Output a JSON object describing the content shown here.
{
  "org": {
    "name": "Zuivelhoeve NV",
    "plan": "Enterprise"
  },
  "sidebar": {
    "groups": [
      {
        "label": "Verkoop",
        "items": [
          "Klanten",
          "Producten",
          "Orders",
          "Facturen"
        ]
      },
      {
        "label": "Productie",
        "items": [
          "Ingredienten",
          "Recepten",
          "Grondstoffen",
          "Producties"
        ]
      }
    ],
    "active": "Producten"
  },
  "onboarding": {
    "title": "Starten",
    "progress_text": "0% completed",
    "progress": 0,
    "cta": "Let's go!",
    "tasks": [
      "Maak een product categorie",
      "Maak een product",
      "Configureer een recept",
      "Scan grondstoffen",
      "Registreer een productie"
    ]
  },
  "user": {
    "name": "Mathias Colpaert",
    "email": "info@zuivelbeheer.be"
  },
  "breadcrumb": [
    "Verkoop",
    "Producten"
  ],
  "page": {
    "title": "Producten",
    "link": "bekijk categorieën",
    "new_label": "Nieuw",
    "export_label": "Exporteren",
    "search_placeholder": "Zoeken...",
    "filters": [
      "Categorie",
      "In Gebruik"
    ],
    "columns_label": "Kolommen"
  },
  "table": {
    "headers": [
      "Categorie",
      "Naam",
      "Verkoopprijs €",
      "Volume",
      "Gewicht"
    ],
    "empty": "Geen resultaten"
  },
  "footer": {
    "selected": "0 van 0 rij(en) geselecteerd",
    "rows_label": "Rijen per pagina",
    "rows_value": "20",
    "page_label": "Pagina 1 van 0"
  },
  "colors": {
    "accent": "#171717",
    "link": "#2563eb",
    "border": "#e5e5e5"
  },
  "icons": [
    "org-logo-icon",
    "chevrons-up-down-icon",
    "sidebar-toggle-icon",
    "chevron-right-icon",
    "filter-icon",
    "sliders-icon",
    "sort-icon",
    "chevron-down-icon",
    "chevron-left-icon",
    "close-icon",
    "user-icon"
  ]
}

========

§ **Problem to solve**: Output the records above in their entirety, exactly.

§ **Exercise answer**:
Output a JSON object describing the content shown here.
{
  "org": {
    "name": "Zuivelhoeve NV",
    "plan": "Enterprise"
  },
  "sidebar": {
    "groups": [
      {
        "label": "Verkoop",
        "items": [
          "Klanten",
          "Producten",
          "Orders",
          "Facturen"
        ]
      },
      {
        "label": "Productie",
        "items": [
          "Ingredienten",
          "Recepten",
          "Grondstoffen",
          "Producties"
        ]
      }
    ],
    "active": "Producten"
  },
  "onboarding": {
    "title": "Starten",
    "progress_text": "0% completed",
    "progress": 0,
    "cta": "Let's go!",
    "tasks": [
      "Maak een product categorie",
      "Maak een product",
      "Configureer een recept",
      "Scan grondstoffen",
      "Registreer een productie"
    ]
  },
  "user": {
    "name": "Mathias Colpaert",
    "email": "info@zuivelbeheer.be"
  },
  "breadcrumb": [
    "Verkoop",
    "Producten"
  ],
  "page": {
    "title": "Producten",
    "link": "bekijk categorieën",
    "new_label": "Nieuw",
    "export_label": "Exporteren",
    "search_placeholder": "Zoeken...",
    "filters": [
      "Categorie",
      "In Gebruik"
    ],
    "columns_label": "Kolommen"
  },
  "table": {
    "headers": [
      "Categorie",
      "Naam",
      "Verkoopprijs €",
      "Volume",
      "Gewicht"
    ],
    "empty": "Geen resultaten"
  },
  "footer": {
    "selected": "0 van 0 rij(en) geselecteerd",
    "rows_label": "Rijen per pagina",
    "rows_value": "20",
    "page_label": "Pagina 1 van 0"
  },
  "colors": {
    "accent": "#171717",
    "link": "#2563eb",
    "border": "#e5e5e5"
  },
  "icons": [
    "org-logo-icon",
    "chevrons-up-down-icon",
    "sidebar-toggle-icon",
    "chevron-right-icon",
    "filter-icon",
    "sliders-icon",
    "sort-icon",
    "chevron-down-icon",
    "chevron-left-icon",
    "close-icon",
    "user-icon"
  ]
}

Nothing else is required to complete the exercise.